# START OF Records supplied

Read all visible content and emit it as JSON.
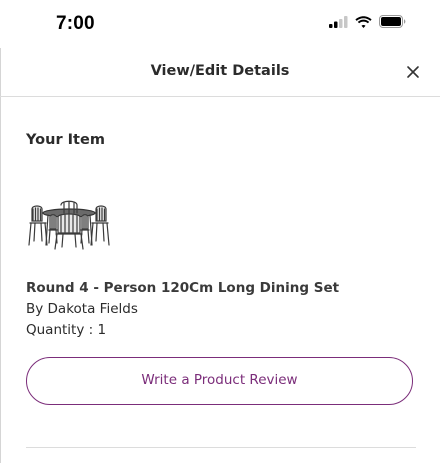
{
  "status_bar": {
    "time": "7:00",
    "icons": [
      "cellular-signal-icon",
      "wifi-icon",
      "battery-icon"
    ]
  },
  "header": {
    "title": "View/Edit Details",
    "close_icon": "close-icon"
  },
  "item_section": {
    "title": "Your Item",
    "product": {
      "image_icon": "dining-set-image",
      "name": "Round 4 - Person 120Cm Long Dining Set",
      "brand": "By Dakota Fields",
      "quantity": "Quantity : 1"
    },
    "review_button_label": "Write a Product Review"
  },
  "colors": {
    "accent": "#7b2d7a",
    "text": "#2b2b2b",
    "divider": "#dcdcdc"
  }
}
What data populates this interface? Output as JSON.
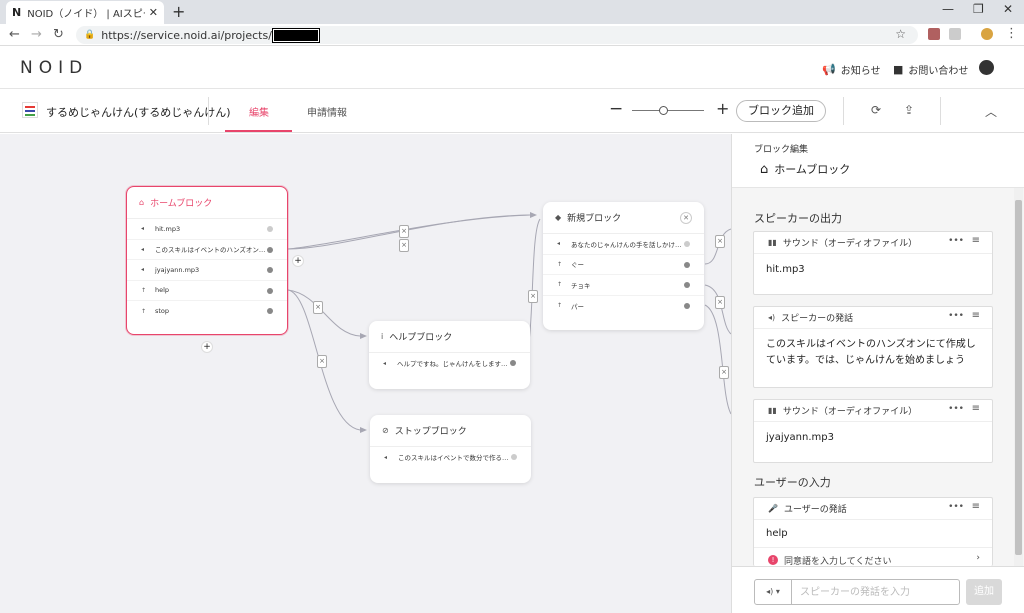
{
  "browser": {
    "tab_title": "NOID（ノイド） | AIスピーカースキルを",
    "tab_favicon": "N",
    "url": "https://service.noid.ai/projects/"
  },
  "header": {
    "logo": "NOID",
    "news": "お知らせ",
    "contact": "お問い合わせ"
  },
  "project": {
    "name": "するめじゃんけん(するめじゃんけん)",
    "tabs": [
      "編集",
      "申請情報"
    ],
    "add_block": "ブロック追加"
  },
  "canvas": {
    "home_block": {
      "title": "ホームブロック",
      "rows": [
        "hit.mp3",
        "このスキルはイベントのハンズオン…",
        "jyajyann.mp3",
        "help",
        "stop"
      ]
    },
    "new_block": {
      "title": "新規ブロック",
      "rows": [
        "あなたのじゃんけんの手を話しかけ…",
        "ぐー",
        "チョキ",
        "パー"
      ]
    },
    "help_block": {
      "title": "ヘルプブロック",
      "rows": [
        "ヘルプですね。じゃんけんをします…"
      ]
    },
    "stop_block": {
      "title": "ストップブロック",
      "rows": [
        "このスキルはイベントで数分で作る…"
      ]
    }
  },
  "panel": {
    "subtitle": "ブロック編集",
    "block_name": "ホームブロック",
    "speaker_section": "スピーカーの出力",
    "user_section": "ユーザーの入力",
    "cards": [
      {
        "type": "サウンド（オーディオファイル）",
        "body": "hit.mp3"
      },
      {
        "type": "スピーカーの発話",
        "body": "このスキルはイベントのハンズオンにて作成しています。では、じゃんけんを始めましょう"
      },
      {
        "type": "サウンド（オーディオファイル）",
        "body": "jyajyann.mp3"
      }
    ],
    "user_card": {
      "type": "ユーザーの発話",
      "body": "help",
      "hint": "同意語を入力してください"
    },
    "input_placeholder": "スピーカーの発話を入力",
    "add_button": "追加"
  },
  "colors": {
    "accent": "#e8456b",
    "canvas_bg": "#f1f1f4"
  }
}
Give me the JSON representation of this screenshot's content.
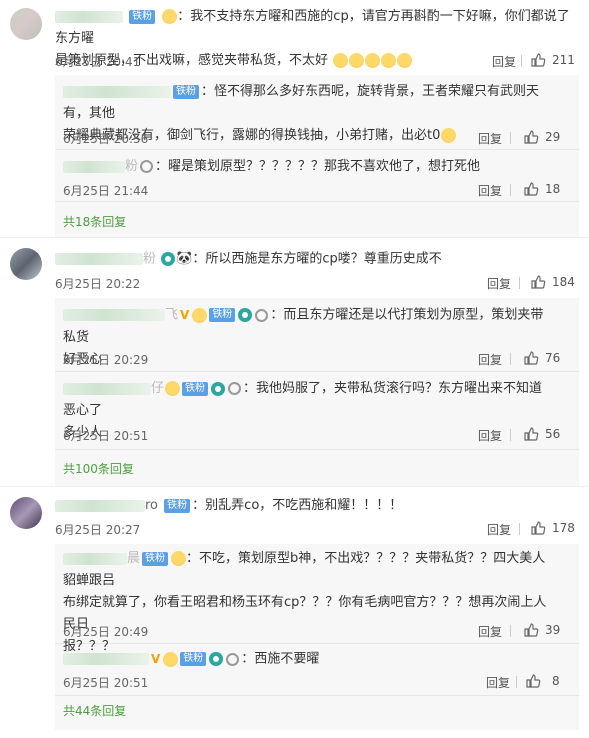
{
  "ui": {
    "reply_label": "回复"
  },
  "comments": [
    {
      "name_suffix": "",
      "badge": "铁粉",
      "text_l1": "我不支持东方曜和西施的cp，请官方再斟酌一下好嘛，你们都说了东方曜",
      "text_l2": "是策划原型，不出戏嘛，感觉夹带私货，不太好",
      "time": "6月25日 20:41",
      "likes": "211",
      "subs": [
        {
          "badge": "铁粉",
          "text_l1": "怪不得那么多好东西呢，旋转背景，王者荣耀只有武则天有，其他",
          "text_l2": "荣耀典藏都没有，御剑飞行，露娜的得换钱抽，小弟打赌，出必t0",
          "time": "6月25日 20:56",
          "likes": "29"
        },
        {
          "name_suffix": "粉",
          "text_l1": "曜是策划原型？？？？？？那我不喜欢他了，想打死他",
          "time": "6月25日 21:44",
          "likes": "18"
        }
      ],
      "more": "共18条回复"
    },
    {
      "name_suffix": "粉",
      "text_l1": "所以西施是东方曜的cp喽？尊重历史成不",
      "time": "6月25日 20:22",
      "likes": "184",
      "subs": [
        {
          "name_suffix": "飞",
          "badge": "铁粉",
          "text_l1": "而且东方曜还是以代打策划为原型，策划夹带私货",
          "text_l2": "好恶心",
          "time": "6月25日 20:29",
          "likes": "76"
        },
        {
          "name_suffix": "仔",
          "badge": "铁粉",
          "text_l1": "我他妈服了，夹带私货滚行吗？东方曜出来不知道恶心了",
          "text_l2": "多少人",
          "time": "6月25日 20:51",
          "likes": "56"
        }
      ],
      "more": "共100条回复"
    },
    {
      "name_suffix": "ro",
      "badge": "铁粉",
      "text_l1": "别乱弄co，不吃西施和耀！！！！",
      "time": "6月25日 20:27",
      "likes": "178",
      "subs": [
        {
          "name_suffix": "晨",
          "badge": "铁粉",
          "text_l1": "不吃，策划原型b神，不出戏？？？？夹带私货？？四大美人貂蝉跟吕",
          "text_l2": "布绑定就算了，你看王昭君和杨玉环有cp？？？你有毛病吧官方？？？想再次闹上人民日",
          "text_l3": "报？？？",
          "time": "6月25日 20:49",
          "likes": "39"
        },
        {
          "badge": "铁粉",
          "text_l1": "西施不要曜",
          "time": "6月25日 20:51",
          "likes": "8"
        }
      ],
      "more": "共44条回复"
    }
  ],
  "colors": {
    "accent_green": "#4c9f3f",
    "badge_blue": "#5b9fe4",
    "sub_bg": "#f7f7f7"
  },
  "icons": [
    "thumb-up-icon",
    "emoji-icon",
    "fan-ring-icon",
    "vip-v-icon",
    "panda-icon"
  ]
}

# END OF Records supplied
# START OF Records supplied

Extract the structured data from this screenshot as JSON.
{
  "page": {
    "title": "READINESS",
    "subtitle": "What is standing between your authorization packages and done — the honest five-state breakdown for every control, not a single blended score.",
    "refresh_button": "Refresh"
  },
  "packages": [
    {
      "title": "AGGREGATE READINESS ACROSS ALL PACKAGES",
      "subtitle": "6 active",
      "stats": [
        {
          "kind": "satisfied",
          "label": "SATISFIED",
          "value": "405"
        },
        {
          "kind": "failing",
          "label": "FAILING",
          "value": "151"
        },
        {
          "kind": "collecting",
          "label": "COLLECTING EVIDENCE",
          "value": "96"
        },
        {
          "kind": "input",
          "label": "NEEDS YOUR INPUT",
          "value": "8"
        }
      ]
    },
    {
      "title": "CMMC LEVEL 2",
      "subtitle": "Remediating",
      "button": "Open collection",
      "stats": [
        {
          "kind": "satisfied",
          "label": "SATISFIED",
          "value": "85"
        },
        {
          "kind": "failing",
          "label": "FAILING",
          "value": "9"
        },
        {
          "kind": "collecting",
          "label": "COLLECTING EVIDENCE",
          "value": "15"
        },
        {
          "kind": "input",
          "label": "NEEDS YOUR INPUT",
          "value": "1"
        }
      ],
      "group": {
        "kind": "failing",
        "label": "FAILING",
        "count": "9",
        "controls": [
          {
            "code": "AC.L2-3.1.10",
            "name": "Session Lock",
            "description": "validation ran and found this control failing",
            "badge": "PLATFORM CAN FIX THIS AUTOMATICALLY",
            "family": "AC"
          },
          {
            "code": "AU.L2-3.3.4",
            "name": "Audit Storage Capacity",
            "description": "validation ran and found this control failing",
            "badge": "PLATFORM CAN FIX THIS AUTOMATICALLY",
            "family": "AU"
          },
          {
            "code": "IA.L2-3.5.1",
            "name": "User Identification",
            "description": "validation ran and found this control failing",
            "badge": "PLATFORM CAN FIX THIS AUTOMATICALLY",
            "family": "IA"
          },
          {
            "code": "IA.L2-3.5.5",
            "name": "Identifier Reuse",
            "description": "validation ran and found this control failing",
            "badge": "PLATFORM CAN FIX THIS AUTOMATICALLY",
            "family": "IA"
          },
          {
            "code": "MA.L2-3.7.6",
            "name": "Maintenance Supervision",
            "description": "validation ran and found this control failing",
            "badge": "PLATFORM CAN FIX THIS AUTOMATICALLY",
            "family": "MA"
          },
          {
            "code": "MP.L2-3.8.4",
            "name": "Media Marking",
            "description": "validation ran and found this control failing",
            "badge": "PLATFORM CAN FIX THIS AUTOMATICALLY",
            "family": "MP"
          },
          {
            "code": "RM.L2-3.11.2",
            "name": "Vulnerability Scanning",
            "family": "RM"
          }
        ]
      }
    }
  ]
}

# END OF Records supplied

◆ Given task
Find the word "screenshot" in the records and pull out each line that has it.

◆ Written response
Give me the JSON representation of this screenshot's content.
Extract the structured data from this screenshot as JSON.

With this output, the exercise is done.